Copy out the entire passage below that compares the LINQ query with the loop-based approach, word for word and with every paragraph intact.
___ SUPPLIED PASSAGE ___
Both examples have eight nonblank lines of code, although if you ignore lines that contain only braces, Example 10-2 contains just four, two fewer than Example 10-1. Then again, if we count statements, the LINQ example has just three, compared to four in the loop-based example. So it’s difficult to argue convincingly that either approach is simpler than the other.

However, Example 10-1 has a significant advantage: the code that decides which items to choose is well separated from the code that decides what to do with those items. Example 10-2 intermingles these two concerns: the code that picks the objects is half outside and half inside the loop.

Another difference is that Example 10-1 has a more declarative style: it focuses on what we want, not how to get it. The query expression describes the items we’d like, without mandating that this be achieved in any particular way. For this very simple example, that doesn’t matter much, but for more complex examples, and particularly when using a LINQ provider for database access, it can be very useful to allow the provider a free hand in deciding exactly how to perform the query. Example 10-2’s approach of iterating over everything in a foreach loop and picking the item it wants would be a bad idea if we were talking to a database—you generally want to let the server do this sort of filtering work.
___ PROVIDED MATERIAL ___
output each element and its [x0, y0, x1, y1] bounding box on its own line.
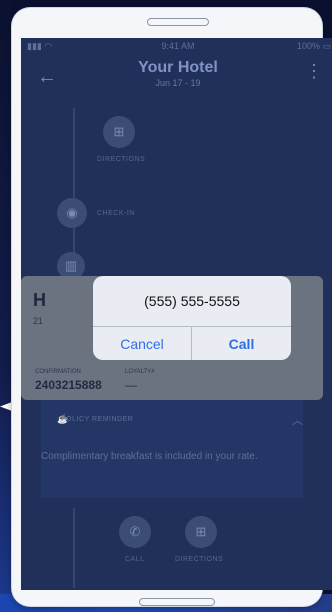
___
● **TASK SOLUTION**
Both examples have eight nonblank lines of code, although if you ignore lines that contain only braces, Example 10-2 contains just four, two fewer than Example 10-1. Then again, if we count statements, the LINQ example has just three, compared to four in the loop-based example. So it’s difficult to argue convincingly that either approach is simpler than the other.

However, Example 10-1 has a significant advantage: the code that decides which items to choose is well separated from the code that decides what to do with those items. Example 10-2 intermingles these two concerns: the code that picks the objects is half outside and half inside the loop.

Another difference is that Example 10-1 has a more declarative style: it focuses on what we want, not how to get it. The query expression describes the items we’d like, without mandating that this be achieved in any particular way. For this very simple example, that doesn’t matter much, but for more complex examples, and particularly when using a LINQ provider for database access, it can be very useful to allow the provider a free hand in deciding exactly how to perform the query. Example 10-2’s approach of iterating over everything in a foreach loop and picking the item it wants would be a bad idea if we were talking to a database—you generally want to let the server do this sort of filtering work.